Consider the records below. How many of their lines include the word "ylabel"? State the number and nothing else.
○ ○ ○ ○
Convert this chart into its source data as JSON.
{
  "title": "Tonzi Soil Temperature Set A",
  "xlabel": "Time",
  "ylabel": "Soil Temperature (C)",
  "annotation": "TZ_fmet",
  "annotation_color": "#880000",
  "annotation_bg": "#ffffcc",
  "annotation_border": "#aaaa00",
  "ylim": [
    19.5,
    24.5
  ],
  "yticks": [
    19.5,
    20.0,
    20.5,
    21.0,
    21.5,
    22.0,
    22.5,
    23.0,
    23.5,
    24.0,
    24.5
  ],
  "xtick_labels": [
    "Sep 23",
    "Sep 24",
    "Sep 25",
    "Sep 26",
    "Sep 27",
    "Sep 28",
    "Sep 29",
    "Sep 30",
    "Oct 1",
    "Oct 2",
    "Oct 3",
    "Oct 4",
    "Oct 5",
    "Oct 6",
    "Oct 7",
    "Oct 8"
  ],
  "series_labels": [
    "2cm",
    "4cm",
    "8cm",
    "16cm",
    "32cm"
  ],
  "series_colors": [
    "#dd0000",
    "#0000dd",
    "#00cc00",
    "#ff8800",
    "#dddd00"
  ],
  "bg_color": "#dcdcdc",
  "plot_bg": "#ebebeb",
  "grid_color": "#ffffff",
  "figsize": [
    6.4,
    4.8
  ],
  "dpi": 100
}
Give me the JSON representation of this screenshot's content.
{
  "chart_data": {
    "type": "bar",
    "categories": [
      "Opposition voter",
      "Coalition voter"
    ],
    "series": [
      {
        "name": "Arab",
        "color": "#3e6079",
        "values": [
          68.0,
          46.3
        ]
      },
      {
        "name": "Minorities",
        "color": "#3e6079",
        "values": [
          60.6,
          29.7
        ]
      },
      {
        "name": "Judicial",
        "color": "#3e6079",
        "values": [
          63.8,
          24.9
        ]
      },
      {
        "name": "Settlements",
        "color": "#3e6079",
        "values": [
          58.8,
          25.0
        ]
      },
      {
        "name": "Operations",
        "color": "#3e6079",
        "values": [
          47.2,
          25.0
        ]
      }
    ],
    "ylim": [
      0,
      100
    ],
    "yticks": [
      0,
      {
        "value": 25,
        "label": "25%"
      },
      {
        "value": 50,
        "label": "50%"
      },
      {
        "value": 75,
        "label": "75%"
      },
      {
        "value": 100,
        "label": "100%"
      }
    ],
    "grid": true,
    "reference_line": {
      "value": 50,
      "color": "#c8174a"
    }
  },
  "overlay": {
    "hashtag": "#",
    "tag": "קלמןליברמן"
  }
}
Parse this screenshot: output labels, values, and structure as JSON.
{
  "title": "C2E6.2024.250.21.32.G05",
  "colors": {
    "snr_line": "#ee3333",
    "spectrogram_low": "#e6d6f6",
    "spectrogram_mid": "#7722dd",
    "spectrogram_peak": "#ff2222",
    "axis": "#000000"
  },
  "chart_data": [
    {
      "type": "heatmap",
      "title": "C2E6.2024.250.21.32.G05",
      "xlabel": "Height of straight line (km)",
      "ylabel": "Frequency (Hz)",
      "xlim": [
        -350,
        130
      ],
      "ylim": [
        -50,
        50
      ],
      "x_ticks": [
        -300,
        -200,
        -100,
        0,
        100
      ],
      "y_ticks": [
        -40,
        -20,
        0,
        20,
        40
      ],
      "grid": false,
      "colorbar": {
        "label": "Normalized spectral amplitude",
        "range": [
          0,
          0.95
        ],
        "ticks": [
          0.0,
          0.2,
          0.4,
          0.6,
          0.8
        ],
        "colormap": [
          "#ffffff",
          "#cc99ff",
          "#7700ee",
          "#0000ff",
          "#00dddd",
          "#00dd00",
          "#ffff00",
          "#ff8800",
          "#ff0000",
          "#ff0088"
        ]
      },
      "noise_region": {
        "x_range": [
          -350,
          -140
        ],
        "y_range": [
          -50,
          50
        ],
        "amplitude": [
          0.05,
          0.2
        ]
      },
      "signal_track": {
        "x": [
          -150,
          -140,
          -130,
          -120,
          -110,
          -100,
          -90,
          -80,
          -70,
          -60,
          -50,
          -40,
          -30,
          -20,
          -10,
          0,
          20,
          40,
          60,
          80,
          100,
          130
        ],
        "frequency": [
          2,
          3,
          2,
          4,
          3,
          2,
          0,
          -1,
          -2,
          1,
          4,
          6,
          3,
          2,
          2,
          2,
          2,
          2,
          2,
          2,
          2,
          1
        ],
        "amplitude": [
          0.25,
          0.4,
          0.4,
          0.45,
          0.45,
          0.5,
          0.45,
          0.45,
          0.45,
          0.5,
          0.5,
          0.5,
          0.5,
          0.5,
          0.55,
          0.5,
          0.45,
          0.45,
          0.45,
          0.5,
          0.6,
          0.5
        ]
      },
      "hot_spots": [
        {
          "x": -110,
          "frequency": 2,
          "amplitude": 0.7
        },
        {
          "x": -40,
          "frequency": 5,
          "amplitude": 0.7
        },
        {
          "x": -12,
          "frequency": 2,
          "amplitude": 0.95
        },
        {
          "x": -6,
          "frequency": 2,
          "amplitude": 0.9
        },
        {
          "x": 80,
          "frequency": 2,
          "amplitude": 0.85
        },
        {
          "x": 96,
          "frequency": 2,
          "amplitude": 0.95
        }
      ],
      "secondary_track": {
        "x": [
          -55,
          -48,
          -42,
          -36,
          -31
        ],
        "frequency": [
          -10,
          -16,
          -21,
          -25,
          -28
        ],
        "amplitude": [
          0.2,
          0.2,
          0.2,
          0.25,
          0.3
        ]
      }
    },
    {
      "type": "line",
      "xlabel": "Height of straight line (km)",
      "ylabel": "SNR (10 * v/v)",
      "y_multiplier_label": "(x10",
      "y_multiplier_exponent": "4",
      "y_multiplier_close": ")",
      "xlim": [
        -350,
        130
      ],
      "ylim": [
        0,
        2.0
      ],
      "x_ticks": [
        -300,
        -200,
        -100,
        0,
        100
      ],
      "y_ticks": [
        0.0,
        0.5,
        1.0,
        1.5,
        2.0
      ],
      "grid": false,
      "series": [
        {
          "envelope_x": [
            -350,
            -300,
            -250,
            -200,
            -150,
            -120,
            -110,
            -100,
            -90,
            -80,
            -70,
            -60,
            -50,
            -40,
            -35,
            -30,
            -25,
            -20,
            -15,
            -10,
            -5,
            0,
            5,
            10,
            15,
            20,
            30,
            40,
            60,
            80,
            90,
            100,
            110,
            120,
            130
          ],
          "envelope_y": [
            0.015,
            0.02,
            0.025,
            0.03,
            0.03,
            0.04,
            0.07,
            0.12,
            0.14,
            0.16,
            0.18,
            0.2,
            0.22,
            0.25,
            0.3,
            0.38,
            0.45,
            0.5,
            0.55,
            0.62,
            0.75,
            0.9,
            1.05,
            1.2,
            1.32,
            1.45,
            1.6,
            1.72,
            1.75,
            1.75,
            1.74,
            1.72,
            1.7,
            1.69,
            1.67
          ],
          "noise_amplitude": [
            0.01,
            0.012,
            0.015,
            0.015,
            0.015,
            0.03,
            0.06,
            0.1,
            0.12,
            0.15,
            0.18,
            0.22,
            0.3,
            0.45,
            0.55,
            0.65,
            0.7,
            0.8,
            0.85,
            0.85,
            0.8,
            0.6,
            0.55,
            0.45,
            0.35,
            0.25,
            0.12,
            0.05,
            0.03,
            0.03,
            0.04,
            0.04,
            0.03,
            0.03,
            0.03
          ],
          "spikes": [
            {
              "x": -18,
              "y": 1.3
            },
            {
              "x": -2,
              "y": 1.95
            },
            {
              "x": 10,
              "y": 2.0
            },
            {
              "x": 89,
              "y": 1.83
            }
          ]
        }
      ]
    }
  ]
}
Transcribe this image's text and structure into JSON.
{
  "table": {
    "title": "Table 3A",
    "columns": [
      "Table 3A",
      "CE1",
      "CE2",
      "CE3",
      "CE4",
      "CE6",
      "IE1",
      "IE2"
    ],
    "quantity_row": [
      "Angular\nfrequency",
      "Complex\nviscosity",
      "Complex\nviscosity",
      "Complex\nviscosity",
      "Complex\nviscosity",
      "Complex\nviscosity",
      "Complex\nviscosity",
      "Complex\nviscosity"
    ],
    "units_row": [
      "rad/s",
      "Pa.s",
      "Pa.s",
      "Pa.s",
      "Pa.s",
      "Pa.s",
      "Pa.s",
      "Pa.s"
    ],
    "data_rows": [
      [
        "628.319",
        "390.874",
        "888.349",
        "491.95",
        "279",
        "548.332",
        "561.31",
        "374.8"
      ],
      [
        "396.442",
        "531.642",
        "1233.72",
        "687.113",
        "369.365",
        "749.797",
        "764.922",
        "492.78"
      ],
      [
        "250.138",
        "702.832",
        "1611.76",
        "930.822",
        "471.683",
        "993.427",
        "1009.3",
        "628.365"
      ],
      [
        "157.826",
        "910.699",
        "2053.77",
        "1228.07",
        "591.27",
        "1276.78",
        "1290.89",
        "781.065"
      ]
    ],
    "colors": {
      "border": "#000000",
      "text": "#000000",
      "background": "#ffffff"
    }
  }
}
○ ○ ○ ○
* Answer to the problem *
3